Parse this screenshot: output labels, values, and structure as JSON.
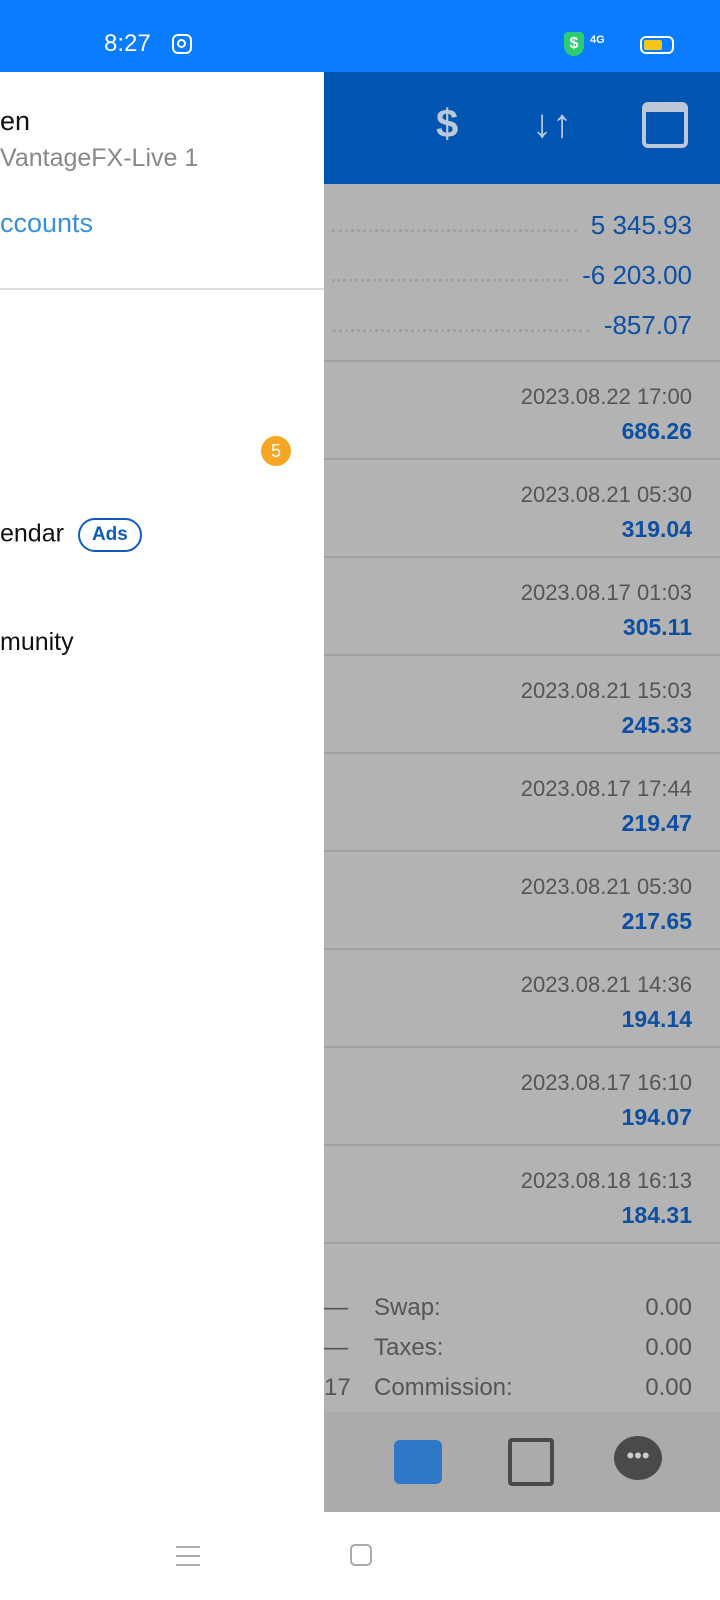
{
  "status_bar": {
    "time": "8:27",
    "network": "4G"
  },
  "drawer": {
    "name": "en",
    "server": "VantageFX-Live 1",
    "accounts_link": "ccounts",
    "badge_count": "5",
    "items": [
      {
        "label": "endar",
        "tag": "Ads"
      },
      {
        "label": "munity"
      }
    ]
  },
  "summary": [
    {
      "value": "5 345.93"
    },
    {
      "value": "-6 203.00"
    },
    {
      "value": "-857.07"
    }
  ],
  "trades": [
    {
      "date": "2023.08.22 17:00",
      "profit": "686.26"
    },
    {
      "date": "2023.08.21 05:30",
      "profit": "319.04"
    },
    {
      "date": "2023.08.17 01:03",
      "profit": "305.11"
    },
    {
      "date": "2023.08.21 15:03",
      "profit": "245.33"
    },
    {
      "date": "2023.08.17 17:44",
      "profit": "219.47"
    },
    {
      "date": "2023.08.21 05:30",
      "profit": "217.65"
    },
    {
      "date": "2023.08.21 14:36",
      "profit": "194.14"
    },
    {
      "date": "2023.08.17 16:10",
      "profit": "194.07"
    },
    {
      "date": "2023.08.18 16:13",
      "profit": "184.31"
    }
  ],
  "footer": [
    {
      "left": "—",
      "label": "Swap:",
      "value": "0.00"
    },
    {
      "left": "—",
      "label": "Taxes:",
      "value": "0.00"
    },
    {
      "left": "17",
      "label": "Commission:",
      "value": "0.00"
    }
  ],
  "colors": {
    "status_bar": "#0a7cff",
    "header": "#0055b3",
    "value_blue": "#0d4fa3",
    "badge": "#f5a623",
    "accent": "#3a8fd9"
  }
}
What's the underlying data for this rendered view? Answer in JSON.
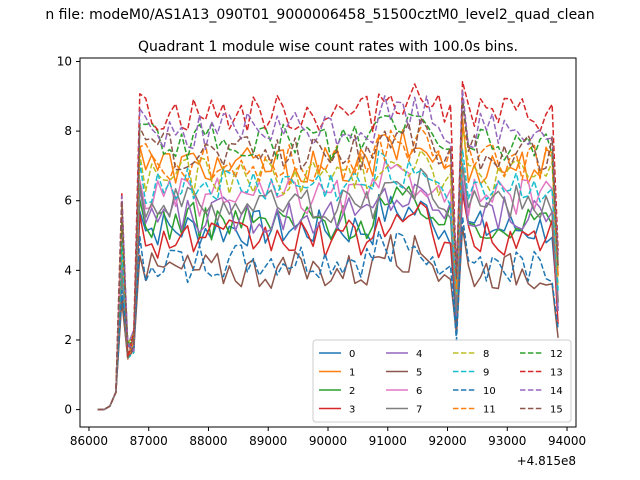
{
  "figure": {
    "suptitle": "n file: modeM0/AS1A13_090T01_9000006458_51500cztM0_level2_quad_clean",
    "offset_label": "+4.815e8"
  },
  "chart_data": {
    "type": "line",
    "title": "Quadrant 1 module wise count rates with 100.0s bins.",
    "xlabel": "",
    "ylabel": "",
    "x_offset": 481500000,
    "x_start": 86150,
    "x_step": 100,
    "xlim": [
      85850,
      94150
    ],
    "ylim": [
      -0.5,
      10.1
    ],
    "xticks": [
      86000,
      87000,
      88000,
      89000,
      90000,
      91000,
      92000,
      93000,
      94000
    ],
    "xtick_labels": [
      "86000",
      "87000",
      "88000",
      "89000",
      "90000",
      "91000",
      "92000",
      "93000",
      "94000"
    ],
    "yticks": [
      0,
      2,
      4,
      6,
      8,
      10
    ],
    "ytick_labels": [
      "0",
      "2",
      "4",
      "6",
      "8",
      "10"
    ],
    "grid": false,
    "legend": {
      "placement": "lower-right",
      "columns": 4
    },
    "series": [
      {
        "name": "0",
        "color": "#1f77b4",
        "dash": "solid",
        "base": 5.2
      },
      {
        "name": "1",
        "color": "#ff7f0e",
        "dash": "solid",
        "base": 7.0
      },
      {
        "name": "2",
        "color": "#2ca02c",
        "dash": "solid",
        "base": 5.4
      },
      {
        "name": "3",
        "color": "#d62728",
        "dash": "solid",
        "base": 4.9
      },
      {
        "name": "4",
        "color": "#9467bd",
        "dash": "solid",
        "base": 5.6
      },
      {
        "name": "5",
        "color": "#8c564b",
        "dash": "solid",
        "base": 4.0
      },
      {
        "name": "6",
        "color": "#e377c2",
        "dash": "solid",
        "base": 6.1
      },
      {
        "name": "7",
        "color": "#7f7f7f",
        "dash": "solid",
        "base": 5.9
      },
      {
        "name": "8",
        "color": "#bcbd22",
        "dash": "dashed",
        "base": 6.7
      },
      {
        "name": "9",
        "color": "#17becf",
        "dash": "dashed",
        "base": 6.4
      },
      {
        "name": "10",
        "color": "#1f77b4",
        "dash": "dashed",
        "base": 4.2
      },
      {
        "name": "11",
        "color": "#ff7f0e",
        "dash": "dashed",
        "base": 7.1
      },
      {
        "name": "12",
        "color": "#2ca02c",
        "dash": "dashed",
        "base": 7.7
      },
      {
        "name": "13",
        "color": "#d62728",
        "dash": "dashed",
        "base": 8.5
      },
      {
        "name": "14",
        "color": "#9467bd",
        "dash": "dashed",
        "base": 8.0
      },
      {
        "name": "15",
        "color": "#8c564b",
        "dash": "dashed",
        "base": 7.4
      }
    ]
  }
}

----------------------------------------

:: WHAT YOU ARE ASKED TO DO ::
Transcribe each entry above exactly, apart from the pictures.

:: SOLUTION TO THE PROBLEM ::
Parse this screenshot: output labels, values, and structure as JSON.
{
  "status_bar": {
    "time": "8:27",
    "network": "4G"
  },
  "drawer": {
    "name": "en",
    "server": "VantageFX-Live 1",
    "accounts_link": "ccounts",
    "badge_count": "5",
    "items": [
      {
        "label": "endar",
        "tag": "Ads"
      },
      {
        "label": "munity"
      }
    ]
  },
  "summary": [
    {
      "value": "5 345.93"
    },
    {
      "value": "-6 203.00"
    },
    {
      "value": "-857.07"
    }
  ],
  "trades": [
    {
      "date": "2023.08.22 17:00",
      "profit": "686.26"
    },
    {
      "date": "2023.08.21 05:30",
      "profit": "319.04"
    },
    {
      "date": "2023.08.17 01:03",
      "profit": "305.11"
    },
    {
      "date": "2023.08.21 15:03",
      "profit": "245.33"
    },
    {
      "date": "2023.08.17 17:44",
      "profit": "219.47"
    },
    {
      "date": "2023.08.21 05:30",
      "profit": "217.65"
    },
    {
      "date": "2023.08.21 14:36",
      "profit": "194.14"
    },
    {
      "date": "2023.08.17 16:10",
      "profit": "194.07"
    },
    {
      "date": "2023.08.18 16:13",
      "profit": "184.31"
    }
  ],
  "footer": [
    {
      "left": "—",
      "label": "Swap:",
      "value": "0.00"
    },
    {
      "left": "—",
      "label": "Taxes:",
      "value": "0.00"
    },
    {
      "left": "17",
      "label": "Commission:",
      "value": "0.00"
    }
  ],
  "colors": {
    "status_bar": "#0a7cff",
    "header": "#0055b3",
    "value_blue": "#0d4fa3",
    "badge": "#f5a623",
    "accent": "#3a8fd9"
  }
}
What's the underlying data for this rendered view? Answer in JSON.
{
  "figure": {
    "suptitle": "n file: modeM0/AS1A13_090T01_9000006458_51500cztM0_level2_quad_clean",
    "offset_label": "+4.815e8"
  },
  "chart_data": {
    "type": "line",
    "title": "Quadrant 1 module wise count rates with 100.0s bins.",
    "xlabel": "",
    "ylabel": "",
    "x_offset": 481500000,
    "x_start": 86150,
    "x_step": 100,
    "xlim": [
      85850,
      94150
    ],
    "ylim": [
      -0.5,
      10.1
    ],
    "xticks": [
      86000,
      87000,
      88000,
      89000,
      90000,
      91000,
      92000,
      93000,
      94000
    ],
    "xtick_labels": [
      "86000",
      "87000",
      "88000",
      "89000",
      "90000",
      "91000",
      "92000",
      "93000",
      "94000"
    ],
    "yticks": [
      0,
      2,
      4,
      6,
      8,
      10
    ],
    "ytick_labels": [
      "0",
      "2",
      "4",
      "6",
      "8",
      "10"
    ],
    "grid": false,
    "legend": {
      "placement": "lower-right",
      "columns": 4
    },
    "series": [
      {
        "name": "0",
        "color": "#1f77b4",
        "dash": "solid",
        "base": 5.2
      },
      {
        "name": "1",
        "color": "#ff7f0e",
        "dash": "solid",
        "base": 7.0
      },
      {
        "name": "2",
        "color": "#2ca02c",
        "dash": "solid",
        "base": 5.4
      },
      {
        "name": "3",
        "color": "#d62728",
        "dash": "solid",
        "base": 4.9
      },
      {
        "name": "4",
        "color": "#9467bd",
        "dash": "solid",
        "base": 5.6
      },
      {
        "name": "5",
        "color": "#8c564b",
        "dash": "solid",
        "base": 4.0
      },
      {
        "name": "6",
        "color": "#e377c2",
        "dash": "solid",
        "base": 6.1
      },
      {
        "name": "7",
        "color": "#7f7f7f",
        "dash": "solid",
        "base": 5.9
      },
      {
        "name": "8",
        "color": "#bcbd22",
        "dash": "dashed",
        "base": 6.7
      },
      {
        "name": "9",
        "color": "#17becf",
        "dash": "dashed",
        "base": 6.4
      },
      {
        "name": "10",
        "color": "#1f77b4",
        "dash": "dashed",
        "base": 4.2
      },
      {
        "name": "11",
        "color": "#ff7f0e",
        "dash": "dashed",
        "base": 7.1
      },
      {
        "name": "12",
        "color": "#2ca02c",
        "dash": "dashed",
        "base": 7.7
      },
      {
        "name": "13",
        "color": "#d62728",
        "dash": "dashed",
        "base": 8.5
      },
      {
        "name": "14",
        "color": "#9467bd",
        "dash": "dashed",
        "base": 8.0
      },
      {
        "name": "15",
        "color": "#8c564b",
        "dash": "dashed",
        "base": 7.4
      }
    ]
  }
}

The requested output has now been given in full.